**Set exercise**
Set the following entries down again exactly, line by line.

Records from a data source:
********************
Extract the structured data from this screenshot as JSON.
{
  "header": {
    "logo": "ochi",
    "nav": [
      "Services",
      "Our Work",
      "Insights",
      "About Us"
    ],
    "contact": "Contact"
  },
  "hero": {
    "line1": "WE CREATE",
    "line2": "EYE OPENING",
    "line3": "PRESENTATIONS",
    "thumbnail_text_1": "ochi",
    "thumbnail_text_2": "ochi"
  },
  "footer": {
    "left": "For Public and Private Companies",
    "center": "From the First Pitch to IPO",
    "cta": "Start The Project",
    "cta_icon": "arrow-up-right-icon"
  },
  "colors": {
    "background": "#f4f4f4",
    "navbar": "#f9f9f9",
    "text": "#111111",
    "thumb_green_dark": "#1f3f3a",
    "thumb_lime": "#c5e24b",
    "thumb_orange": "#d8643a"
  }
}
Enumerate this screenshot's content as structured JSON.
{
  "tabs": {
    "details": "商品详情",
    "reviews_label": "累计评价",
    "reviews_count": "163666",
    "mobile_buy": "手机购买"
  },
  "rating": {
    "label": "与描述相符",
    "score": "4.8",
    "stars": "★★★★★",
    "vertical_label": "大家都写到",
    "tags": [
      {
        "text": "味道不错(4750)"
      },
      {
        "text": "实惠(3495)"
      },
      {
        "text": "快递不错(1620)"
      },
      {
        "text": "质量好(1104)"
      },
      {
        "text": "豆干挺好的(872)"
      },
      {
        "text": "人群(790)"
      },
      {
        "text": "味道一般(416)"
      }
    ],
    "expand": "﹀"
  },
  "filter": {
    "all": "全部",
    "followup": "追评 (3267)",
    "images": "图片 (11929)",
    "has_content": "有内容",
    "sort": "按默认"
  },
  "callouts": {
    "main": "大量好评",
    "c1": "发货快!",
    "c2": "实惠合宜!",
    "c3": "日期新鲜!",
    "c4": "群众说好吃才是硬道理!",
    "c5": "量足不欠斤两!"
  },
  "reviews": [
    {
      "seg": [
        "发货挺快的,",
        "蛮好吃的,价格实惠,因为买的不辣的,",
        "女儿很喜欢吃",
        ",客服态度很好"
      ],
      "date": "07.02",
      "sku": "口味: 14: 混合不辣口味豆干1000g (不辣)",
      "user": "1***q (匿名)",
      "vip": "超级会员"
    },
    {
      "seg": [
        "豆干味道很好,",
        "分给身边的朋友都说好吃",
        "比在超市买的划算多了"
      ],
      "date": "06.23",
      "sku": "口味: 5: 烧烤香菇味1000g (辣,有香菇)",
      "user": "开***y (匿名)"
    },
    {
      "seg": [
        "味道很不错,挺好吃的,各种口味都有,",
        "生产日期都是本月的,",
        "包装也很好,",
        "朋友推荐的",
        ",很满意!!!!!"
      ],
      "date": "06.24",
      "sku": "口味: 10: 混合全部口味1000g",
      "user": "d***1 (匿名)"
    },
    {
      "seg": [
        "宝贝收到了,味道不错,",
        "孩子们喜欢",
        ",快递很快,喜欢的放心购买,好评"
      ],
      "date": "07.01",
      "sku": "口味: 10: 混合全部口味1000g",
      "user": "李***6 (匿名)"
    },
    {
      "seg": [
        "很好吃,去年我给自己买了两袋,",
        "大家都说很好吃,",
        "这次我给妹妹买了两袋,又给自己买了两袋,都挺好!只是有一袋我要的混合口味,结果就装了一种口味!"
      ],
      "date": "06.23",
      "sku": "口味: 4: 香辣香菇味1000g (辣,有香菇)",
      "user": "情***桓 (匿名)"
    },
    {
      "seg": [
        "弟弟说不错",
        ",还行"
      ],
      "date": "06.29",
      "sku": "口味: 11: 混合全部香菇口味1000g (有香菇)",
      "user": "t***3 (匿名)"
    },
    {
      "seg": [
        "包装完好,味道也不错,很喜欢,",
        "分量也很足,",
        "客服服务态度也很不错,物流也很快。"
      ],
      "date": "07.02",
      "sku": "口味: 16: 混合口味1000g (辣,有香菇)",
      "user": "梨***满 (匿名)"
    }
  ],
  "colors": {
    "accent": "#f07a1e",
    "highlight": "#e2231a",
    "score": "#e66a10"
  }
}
********************
**Completed exercise**
Extract the structured data from this screenshot as JSON.
{
  "header": {
    "logo": "ochi",
    "nav": [
      "Services",
      "Our Work",
      "Insights",
      "About Us"
    ],
    "contact": "Contact"
  },
  "hero": {
    "line1": "WE CREATE",
    "line2": "EYE OPENING",
    "line3": "PRESENTATIONS",
    "thumbnail_text_1": "ochi",
    "thumbnail_text_2": "ochi"
  },
  "footer": {
    "left": "For Public and Private Companies",
    "center": "From the First Pitch to IPO",
    "cta": "Start The Project",
    "cta_icon": "arrow-up-right-icon"
  },
  "colors": {
    "background": "#f4f4f4",
    "navbar": "#f9f9f9",
    "text": "#111111",
    "thumb_green_dark": "#1f3f3a",
    "thumb_lime": "#c5e24b",
    "thumb_orange": "#d8643a"
  }
}
Enumerate this screenshot's content as structured JSON.
{
  "tabs": {
    "details": "商品详情",
    "reviews_label": "累计评价",
    "reviews_count": "163666",
    "mobile_buy": "手机购买"
  },
  "rating": {
    "label": "与描述相符",
    "score": "4.8",
    "stars": "★★★★★",
    "vertical_label": "大家都写到",
    "tags": [
      {
        "text": "味道不错(4750)"
      },
      {
        "text": "实惠(3495)"
      },
      {
        "text": "快递不错(1620)"
      },
      {
        "text": "质量好(1104)"
      },
      {
        "text": "豆干挺好的(872)"
      },
      {
        "text": "人群(790)"
      },
      {
        "text": "味道一般(416)"
      }
    ],
    "expand": "﹀"
  },
  "filter": {
    "all": "全部",
    "followup": "追评 (3267)",
    "images": "图片 (11929)",
    "has_content": "有内容",
    "sort": "按默认"
  },
  "callouts": {
    "main": "大量好评",
    "c1": "发货快!",
    "c2": "实惠合宜!",
    "c3": "日期新鲜!",
    "c4": "群众说好吃才是硬道理!",
    "c5": "量足不欠斤两!"
  },
  "reviews": [
    {
      "seg": [
        "发货挺快的,",
        "蛮好吃的,价格实惠,因为买的不辣的,",
        "女儿很喜欢吃",
        ",客服态度很好"
      ],
      "date": "07.02",
      "sku": "口味: 14: 混合不辣口味豆干1000g (不辣)",
      "user": "1***q (匿名)",
      "vip": "超级会员"
    },
    {
      "seg": [
        "豆干味道很好,",
        "分给身边的朋友都说好吃",
        "比在超市买的划算多了"
      ],
      "date": "06.23",
      "sku": "口味: 5: 烧烤香菇味1000g (辣,有香菇)",
      "user": "开***y (匿名)"
    },
    {
      "seg": [
        "味道很不错,挺好吃的,各种口味都有,",
        "生产日期都是本月的,",
        "包装也很好,",
        "朋友推荐的",
        ",很满意!!!!!"
      ],
      "date": "06.24",
      "sku": "口味: 10: 混合全部口味1000g",
      "user": "d***1 (匿名)"
    },
    {
      "seg": [
        "宝贝收到了,味道不错,",
        "孩子们喜欢",
        ",快递很快,喜欢的放心购买,好评"
      ],
      "date": "07.01",
      "sku": "口味: 10: 混合全部口味1000g",
      "user": "李***6 (匿名)"
    },
    {
      "seg": [
        "很好吃,去年我给自己买了两袋,",
        "大家都说很好吃,",
        "这次我给妹妹买了两袋,又给自己买了两袋,都挺好!只是有一袋我要的混合口味,结果就装了一种口味!"
      ],
      "date": "06.23",
      "sku": "口味: 4: 香辣香菇味1000g (辣,有香菇)",
      "user": "情***桓 (匿名)"
    },
    {
      "seg": [
        "弟弟说不错",
        ",还行"
      ],
      "date": "06.29",
      "sku": "口味: 11: 混合全部香菇口味1000g (有香菇)",
      "user": "t***3 (匿名)"
    },
    {
      "seg": [
        "包装完好,味道也不错,很喜欢,",
        "分量也很足,",
        "客服服务态度也很不错,物流也很快。"
      ],
      "date": "07.02",
      "sku": "口味: 16: 混合口味1000g (辣,有香菇)",
      "user": "梨***满 (匿名)"
    }
  ],
  "colors": {
    "accent": "#f07a1e",
    "highlight": "#e2231a",
    "score": "#e66a10"
  }
}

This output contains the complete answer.